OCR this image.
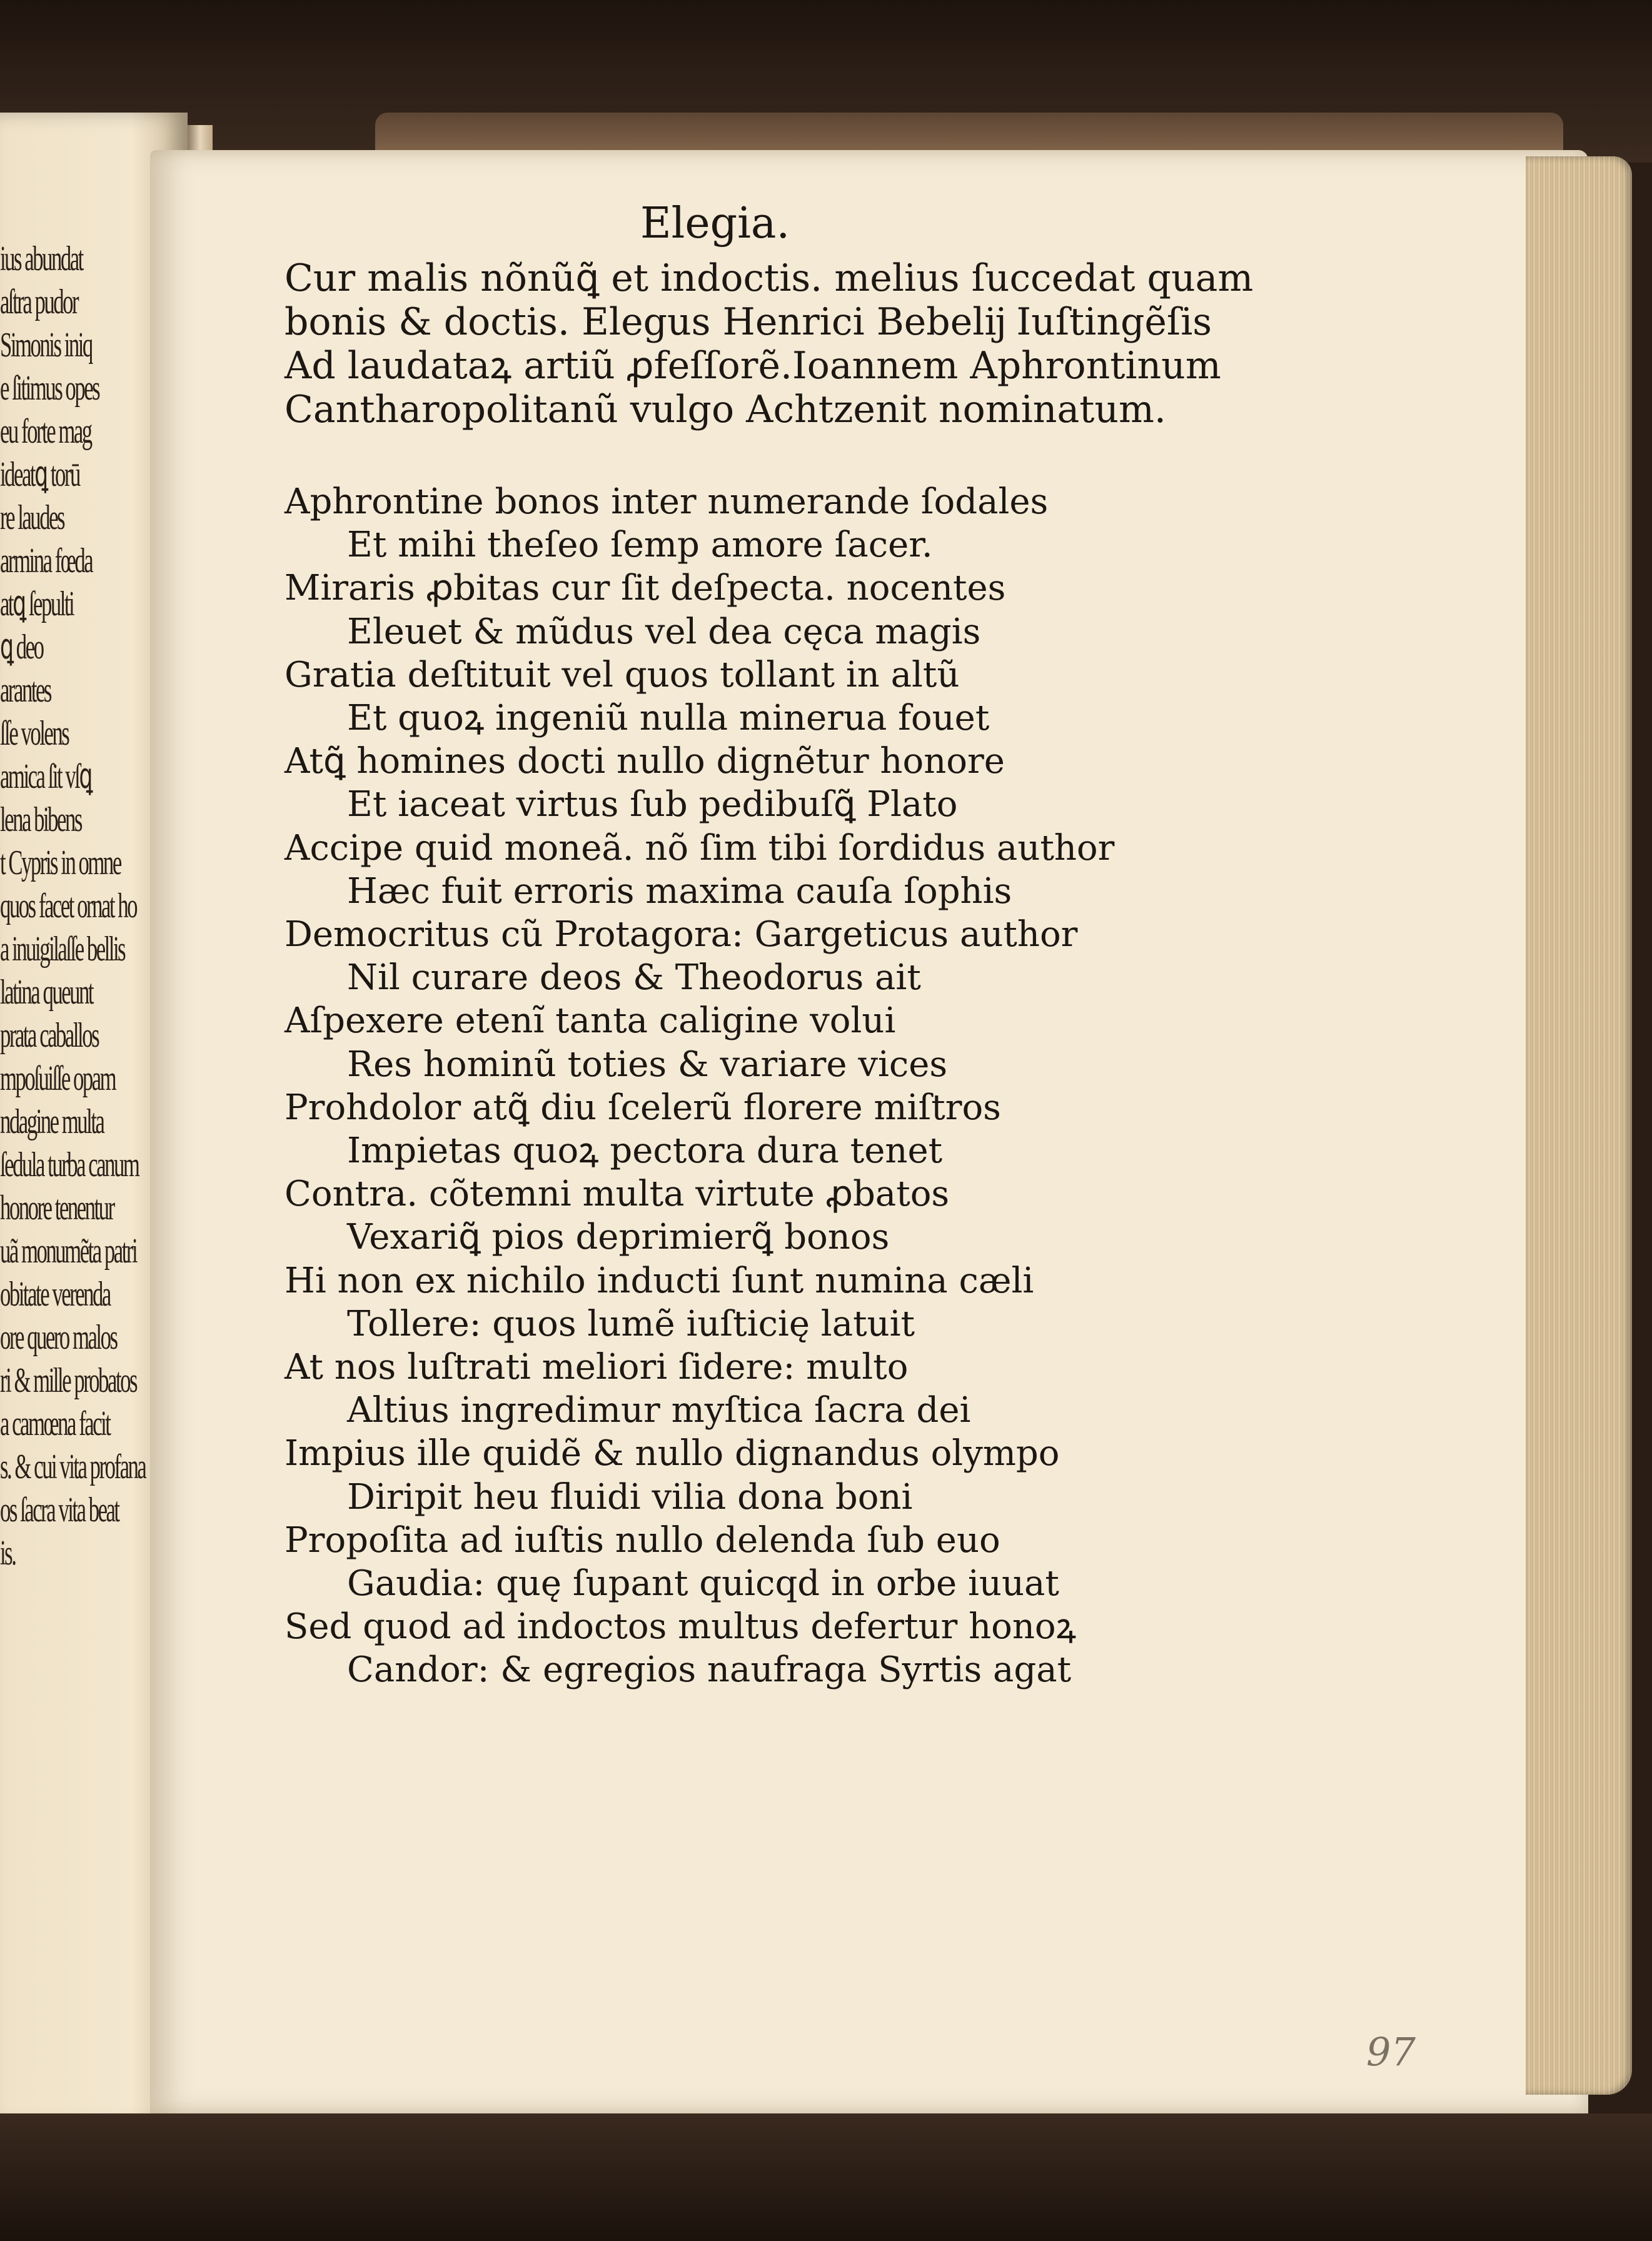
ius abundat
aſtra pudor
Simonis iniq
e ſitimus opes
eu forte mag
ideatꝗ torū
re laudes
armina fœda
atꝗ ſepulti
ꝗ deo
arantes
ſſe volens
amica ſit vſꝗ
lena bibens
t Cypris in omne
quos facet ornat ho
a inuigilaſſe bellis
latina queunt
prata caballos
mpoſuiſſe opam
ndagine multa
ſedula turba canum
honore tenentur
uã monumẽta patri
obitate verenda
ore quero malos
ri & mille probatos
a camœna facit
s. & cui vita profana
os ſacra vita beat
is.
Elegia.
Cur malis nõnũꝗ͂ et indoctis. melius ſuccedat quam
bonis & doctis. Elegus Henrici Bebelĳ Iuſtingẽſis
Ad laudataꝝ artiũ ꝓfeſſorẽ.Ioannem Aphrontinum
Cantharopolitanũ vulgo Achtzenit nominatum.
Aphrontine bonos inter numerande ſodales
Et mihi theſeo ſemp amore ſacer.
Miraris ꝓbitas cur ſit deſpecta. nocentes
Eleuet & mũdus vel dea cęca magis
Gratia deſtituit vel quos tollant in altũ
Et quoꝝ ingeniũ nulla minerua fouet
Atꝗ͂ homines docti nullo dignẽtur honore
Et iaceat virtus ſub pedibuſꝗ͂ Plato
Accipe quid moneã. nõ ſim tibi ſordidus author
Hæc fuit erroris maxima cauſa ſophis
Democritus cũ Protagora: Gargeticus author
Nil curare deos & Theodorus ait
Aſpexere etenĩ tanta caligine volui
Res hominũ toties & variare vices
Prohdolor atꝗ͂ diu ſcelerũ florere miſtros
Impietas quoꝝ pectora dura tenet
Contra. cõtemni multa virtute ꝓbatos
Vexariꝗ͂ pios deprimierꝗ͂ bonos
Hi non ex nichilo inducti ſunt numina cæli
Tollere: quos lumẽ iuſticię latuit
At nos luſtrati meliori ſidere: multo
Altius ingredimur myſtica ſacra dei
Impius ille quidẽ & nullo dignandus olympo
Diripit heu fluidi vilia dona boni
Propoſita ad iuſtis nullo delenda ſub euo
Gaudia: quę ſupant quicqd in orbe iuuat
Sed quod ad indoctos multus defertur honoꝝ
Candor: & egregios naufraga Syrtis agat
97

**What to work on:**
Print the complete listing exactly, apart from any pictures.

**Full output:**
OCR this image.
ius abundat
aſtra pudor
Simonis iniq
e ſitimus opes
eu forte mag
ideatꝗ torū
re laudes
armina fœda
atꝗ ſepulti
ꝗ deo
arantes
ſſe volens
amica ſit vſꝗ
lena bibens
t Cypris in omne
quos facet ornat ho
a inuigilaſſe bellis
latina queunt
prata caballos
mpoſuiſſe opam
ndagine multa
ſedula turba canum
honore tenentur
uã monumẽta patri
obitate verenda
ore quero malos
ri & mille probatos
a camœna facit
s. & cui vita profana
os ſacra vita beat
is.
Elegia.
Cur malis nõnũꝗ͂ et indoctis. melius ſuccedat quam
bonis & doctis. Elegus Henrici Bebelĳ Iuſtingẽſis
Ad laudataꝝ artiũ ꝓfeſſorẽ.Ioannem Aphrontinum
Cantharopolitanũ vulgo Achtzenit nominatum.
Aphrontine bonos inter numerande ſodales
Et mihi theſeo ſemp amore ſacer.
Miraris ꝓbitas cur ſit deſpecta. nocentes
Eleuet & mũdus vel dea cęca magis
Gratia deſtituit vel quos tollant in altũ
Et quoꝝ ingeniũ nulla minerua fouet
Atꝗ͂ homines docti nullo dignẽtur honore
Et iaceat virtus ſub pedibuſꝗ͂ Plato
Accipe quid moneã. nõ ſim tibi ſordidus author
Hæc fuit erroris maxima cauſa ſophis
Democritus cũ Protagora: Gargeticus author
Nil curare deos & Theodorus ait
Aſpexere etenĩ tanta caligine volui
Res hominũ toties & variare vices
Prohdolor atꝗ͂ diu ſcelerũ florere miſtros
Impietas quoꝝ pectora dura tenet
Contra. cõtemni multa virtute ꝓbatos
Vexariꝗ͂ pios deprimierꝗ͂ bonos
Hi non ex nichilo inducti ſunt numina cæli
Tollere: quos lumẽ iuſticię latuit
At nos luſtrati meliori ſidere: multo
Altius ingredimur myſtica ſacra dei
Impius ille quidẽ & nullo dignandus olympo
Diripit heu fluidi vilia dona boni
Propoſita ad iuſtis nullo delenda ſub euo
Gaudia: quę ſupant quicqd in orbe iuuat
Sed quod ad indoctos multus defertur honoꝝ
Candor: & egregios naufraga Syrtis agat
97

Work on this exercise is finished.